⟨

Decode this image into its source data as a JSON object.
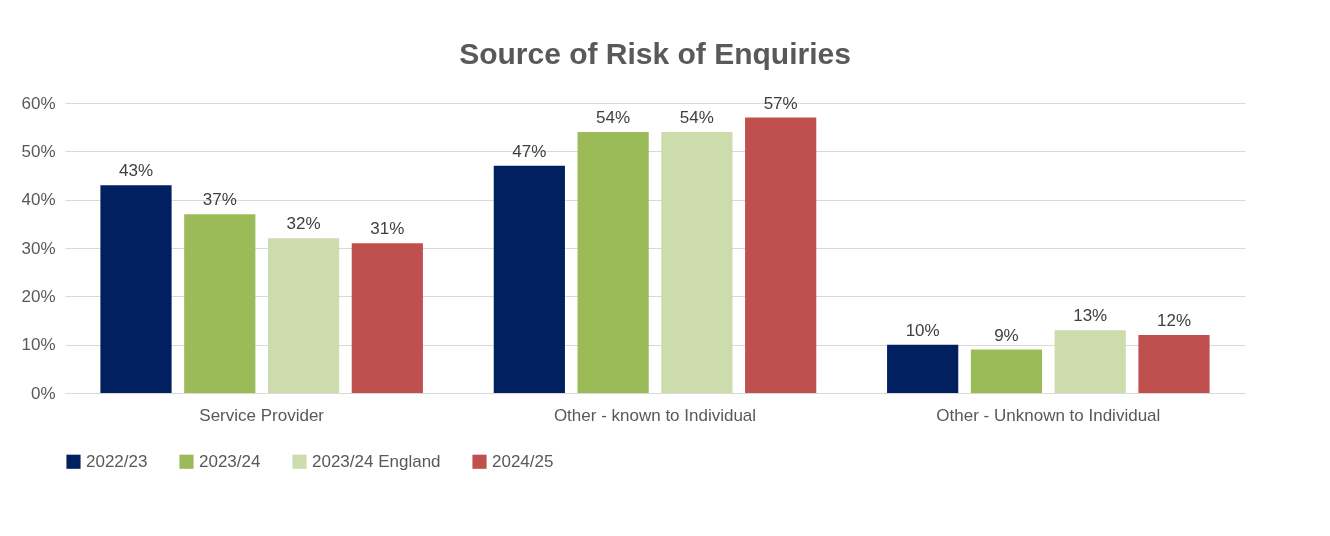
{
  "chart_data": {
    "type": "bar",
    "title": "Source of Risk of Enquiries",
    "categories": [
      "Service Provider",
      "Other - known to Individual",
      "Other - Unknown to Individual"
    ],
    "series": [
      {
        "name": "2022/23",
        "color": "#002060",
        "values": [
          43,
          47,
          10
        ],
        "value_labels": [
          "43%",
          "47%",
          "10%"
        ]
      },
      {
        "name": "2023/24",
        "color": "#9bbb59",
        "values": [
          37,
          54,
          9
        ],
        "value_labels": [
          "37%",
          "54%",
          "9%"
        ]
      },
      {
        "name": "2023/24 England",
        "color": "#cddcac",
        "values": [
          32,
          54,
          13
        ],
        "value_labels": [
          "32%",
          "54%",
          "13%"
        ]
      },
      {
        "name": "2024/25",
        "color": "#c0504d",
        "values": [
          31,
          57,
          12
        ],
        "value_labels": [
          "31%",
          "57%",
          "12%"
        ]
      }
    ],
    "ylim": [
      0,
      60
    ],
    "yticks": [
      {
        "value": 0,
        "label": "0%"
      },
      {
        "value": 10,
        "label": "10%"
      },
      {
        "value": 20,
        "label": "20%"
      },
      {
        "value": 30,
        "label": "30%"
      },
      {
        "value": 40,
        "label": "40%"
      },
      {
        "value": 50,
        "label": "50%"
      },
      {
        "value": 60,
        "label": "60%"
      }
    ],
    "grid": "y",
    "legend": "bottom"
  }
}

⟩

**SET TASK:** From the listing above, print every entry precisely and drop the pictures.

**COMPLETED TASK:**
Decode this image into its source data as a JSON object.
{
  "chart_data": {
    "type": "bar",
    "title": "Source of Risk of Enquiries",
    "categories": [
      "Service Provider",
      "Other - known to Individual",
      "Other - Unknown to Individual"
    ],
    "series": [
      {
        "name": "2022/23",
        "color": "#002060",
        "values": [
          43,
          47,
          10
        ],
        "value_labels": [
          "43%",
          "47%",
          "10%"
        ]
      },
      {
        "name": "2023/24",
        "color": "#9bbb59",
        "values": [
          37,
          54,
          9
        ],
        "value_labels": [
          "37%",
          "54%",
          "9%"
        ]
      },
      {
        "name": "2023/24 England",
        "color": "#cddcac",
        "values": [
          32,
          54,
          13
        ],
        "value_labels": [
          "32%",
          "54%",
          "13%"
        ]
      },
      {
        "name": "2024/25",
        "color": "#c0504d",
        "values": [
          31,
          57,
          12
        ],
        "value_labels": [
          "31%",
          "57%",
          "12%"
        ]
      }
    ],
    "ylim": [
      0,
      60
    ],
    "yticks": [
      {
        "value": 0,
        "label": "0%"
      },
      {
        "value": 10,
        "label": "10%"
      },
      {
        "value": 20,
        "label": "20%"
      },
      {
        "value": 30,
        "label": "30%"
      },
      {
        "value": 40,
        "label": "40%"
      },
      {
        "value": 50,
        "label": "50%"
      },
      {
        "value": 60,
        "label": "60%"
      }
    ],
    "grid": "y",
    "legend": "bottom"
  }
}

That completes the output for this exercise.